>> Start Data section

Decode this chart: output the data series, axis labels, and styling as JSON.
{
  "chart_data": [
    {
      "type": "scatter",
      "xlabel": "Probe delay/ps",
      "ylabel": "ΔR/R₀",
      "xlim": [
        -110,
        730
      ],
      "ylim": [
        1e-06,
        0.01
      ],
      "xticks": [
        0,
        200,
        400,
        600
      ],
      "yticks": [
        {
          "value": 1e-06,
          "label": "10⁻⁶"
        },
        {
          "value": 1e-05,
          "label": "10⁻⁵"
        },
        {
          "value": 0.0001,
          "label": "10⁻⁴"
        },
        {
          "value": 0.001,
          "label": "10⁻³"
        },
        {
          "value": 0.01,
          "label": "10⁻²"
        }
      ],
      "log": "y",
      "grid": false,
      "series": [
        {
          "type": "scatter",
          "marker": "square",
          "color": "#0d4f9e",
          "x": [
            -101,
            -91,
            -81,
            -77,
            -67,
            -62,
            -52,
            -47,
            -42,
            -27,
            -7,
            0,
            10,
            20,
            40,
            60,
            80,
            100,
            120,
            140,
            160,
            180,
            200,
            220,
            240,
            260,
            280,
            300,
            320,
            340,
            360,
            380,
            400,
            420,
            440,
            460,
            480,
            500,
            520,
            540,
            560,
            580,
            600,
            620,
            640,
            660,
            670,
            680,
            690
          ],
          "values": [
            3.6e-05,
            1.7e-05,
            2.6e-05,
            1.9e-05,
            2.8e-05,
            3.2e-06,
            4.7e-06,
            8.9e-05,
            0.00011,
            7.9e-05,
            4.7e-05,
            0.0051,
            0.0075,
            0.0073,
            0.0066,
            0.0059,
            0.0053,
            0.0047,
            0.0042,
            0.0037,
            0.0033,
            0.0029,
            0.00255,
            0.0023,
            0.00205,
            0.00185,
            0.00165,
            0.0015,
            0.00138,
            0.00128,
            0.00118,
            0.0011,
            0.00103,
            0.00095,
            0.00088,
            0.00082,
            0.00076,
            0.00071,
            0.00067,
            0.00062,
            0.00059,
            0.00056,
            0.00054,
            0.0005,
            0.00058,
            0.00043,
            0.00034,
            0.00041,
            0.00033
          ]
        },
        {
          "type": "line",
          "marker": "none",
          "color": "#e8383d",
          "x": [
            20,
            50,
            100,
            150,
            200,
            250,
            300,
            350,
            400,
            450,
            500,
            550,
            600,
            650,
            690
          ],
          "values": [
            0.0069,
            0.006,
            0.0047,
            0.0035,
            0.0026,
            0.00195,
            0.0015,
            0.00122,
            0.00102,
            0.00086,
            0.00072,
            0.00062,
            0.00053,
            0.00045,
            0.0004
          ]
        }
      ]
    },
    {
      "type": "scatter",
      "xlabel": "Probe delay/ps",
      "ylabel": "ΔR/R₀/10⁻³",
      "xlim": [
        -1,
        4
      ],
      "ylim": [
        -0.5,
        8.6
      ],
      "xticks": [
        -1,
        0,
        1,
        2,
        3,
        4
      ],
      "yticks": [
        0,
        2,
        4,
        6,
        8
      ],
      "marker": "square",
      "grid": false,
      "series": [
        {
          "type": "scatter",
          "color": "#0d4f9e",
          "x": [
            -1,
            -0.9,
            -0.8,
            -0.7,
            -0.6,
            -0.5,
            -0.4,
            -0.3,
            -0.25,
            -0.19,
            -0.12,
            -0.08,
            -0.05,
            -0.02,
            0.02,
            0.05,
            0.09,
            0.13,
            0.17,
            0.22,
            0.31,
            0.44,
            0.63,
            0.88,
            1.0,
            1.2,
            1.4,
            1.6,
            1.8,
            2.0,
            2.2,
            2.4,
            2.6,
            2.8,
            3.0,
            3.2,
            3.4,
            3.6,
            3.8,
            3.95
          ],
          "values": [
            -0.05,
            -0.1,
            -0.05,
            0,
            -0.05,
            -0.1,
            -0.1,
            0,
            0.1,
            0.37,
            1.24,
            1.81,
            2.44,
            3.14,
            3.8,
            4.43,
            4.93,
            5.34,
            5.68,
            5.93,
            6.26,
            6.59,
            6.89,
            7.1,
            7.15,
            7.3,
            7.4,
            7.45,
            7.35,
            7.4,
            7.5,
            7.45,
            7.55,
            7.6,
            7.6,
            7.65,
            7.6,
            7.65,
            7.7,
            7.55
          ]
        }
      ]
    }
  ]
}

>> End Data section

Directive —
Extract each entry in full and write it down exactly.

Output of the exercise —
Decode this chart: output the data series, axis labels, and styling as JSON.
{
  "chart_data": [
    {
      "type": "scatter",
      "xlabel": "Probe delay/ps",
      "ylabel": "ΔR/R₀",
      "xlim": [
        -110,
        730
      ],
      "ylim": [
        1e-06,
        0.01
      ],
      "xticks": [
        0,
        200,
        400,
        600
      ],
      "yticks": [
        {
          "value": 1e-06,
          "label": "10⁻⁶"
        },
        {
          "value": 1e-05,
          "label": "10⁻⁵"
        },
        {
          "value": 0.0001,
          "label": "10⁻⁴"
        },
        {
          "value": 0.001,
          "label": "10⁻³"
        },
        {
          "value": 0.01,
          "label": "10⁻²"
        }
      ],
      "log": "y",
      "grid": false,
      "series": [
        {
          "type": "scatter",
          "marker": "square",
          "color": "#0d4f9e",
          "x": [
            -101,
            -91,
            -81,
            -77,
            -67,
            -62,
            -52,
            -47,
            -42,
            -27,
            -7,
            0,
            10,
            20,
            40,
            60,
            80,
            100,
            120,
            140,
            160,
            180,
            200,
            220,
            240,
            260,
            280,
            300,
            320,
            340,
            360,
            380,
            400,
            420,
            440,
            460,
            480,
            500,
            520,
            540,
            560,
            580,
            600,
            620,
            640,
            660,
            670,
            680,
            690
          ],
          "values": [
            3.6e-05,
            1.7e-05,
            2.6e-05,
            1.9e-05,
            2.8e-05,
            3.2e-06,
            4.7e-06,
            8.9e-05,
            0.00011,
            7.9e-05,
            4.7e-05,
            0.0051,
            0.0075,
            0.0073,
            0.0066,
            0.0059,
            0.0053,
            0.0047,
            0.0042,
            0.0037,
            0.0033,
            0.0029,
            0.00255,
            0.0023,
            0.00205,
            0.00185,
            0.00165,
            0.0015,
            0.00138,
            0.00128,
            0.00118,
            0.0011,
            0.00103,
            0.00095,
            0.00088,
            0.00082,
            0.00076,
            0.00071,
            0.00067,
            0.00062,
            0.00059,
            0.00056,
            0.00054,
            0.0005,
            0.00058,
            0.00043,
            0.00034,
            0.00041,
            0.00033
          ]
        },
        {
          "type": "line",
          "marker": "none",
          "color": "#e8383d",
          "x": [
            20,
            50,
            100,
            150,
            200,
            250,
            300,
            350,
            400,
            450,
            500,
            550,
            600,
            650,
            690
          ],
          "values": [
            0.0069,
            0.006,
            0.0047,
            0.0035,
            0.0026,
            0.00195,
            0.0015,
            0.00122,
            0.00102,
            0.00086,
            0.00072,
            0.00062,
            0.00053,
            0.00045,
            0.0004
          ]
        }
      ]
    },
    {
      "type": "scatter",
      "xlabel": "Probe delay/ps",
      "ylabel": "ΔR/R₀/10⁻³",
      "xlim": [
        -1,
        4
      ],
      "ylim": [
        -0.5,
        8.6
      ],
      "xticks": [
        -1,
        0,
        1,
        2,
        3,
        4
      ],
      "yticks": [
        0,
        2,
        4,
        6,
        8
      ],
      "marker": "square",
      "grid": false,
      "series": [
        {
          "type": "scatter",
          "color": "#0d4f9e",
          "x": [
            -1,
            -0.9,
            -0.8,
            -0.7,
            -0.6,
            -0.5,
            -0.4,
            -0.3,
            -0.25,
            -0.19,
            -0.12,
            -0.08,
            -0.05,
            -0.02,
            0.02,
            0.05,
            0.09,
            0.13,
            0.17,
            0.22,
            0.31,
            0.44,
            0.63,
            0.88,
            1.0,
            1.2,
            1.4,
            1.6,
            1.8,
            2.0,
            2.2,
            2.4,
            2.6,
            2.8,
            3.0,
            3.2,
            3.4,
            3.6,
            3.8,
            3.95
          ],
          "values": [
            -0.05,
            -0.1,
            -0.05,
            0,
            -0.05,
            -0.1,
            -0.1,
            0,
            0.1,
            0.37,
            1.24,
            1.81,
            2.44,
            3.14,
            3.8,
            4.43,
            4.93,
            5.34,
            5.68,
            5.93,
            6.26,
            6.59,
            6.89,
            7.1,
            7.15,
            7.3,
            7.4,
            7.45,
            7.35,
            7.4,
            7.5,
            7.45,
            7.55,
            7.6,
            7.6,
            7.65,
            7.6,
            7.65,
            7.7,
            7.55
          ]
        }
      ]
    }
  ]
}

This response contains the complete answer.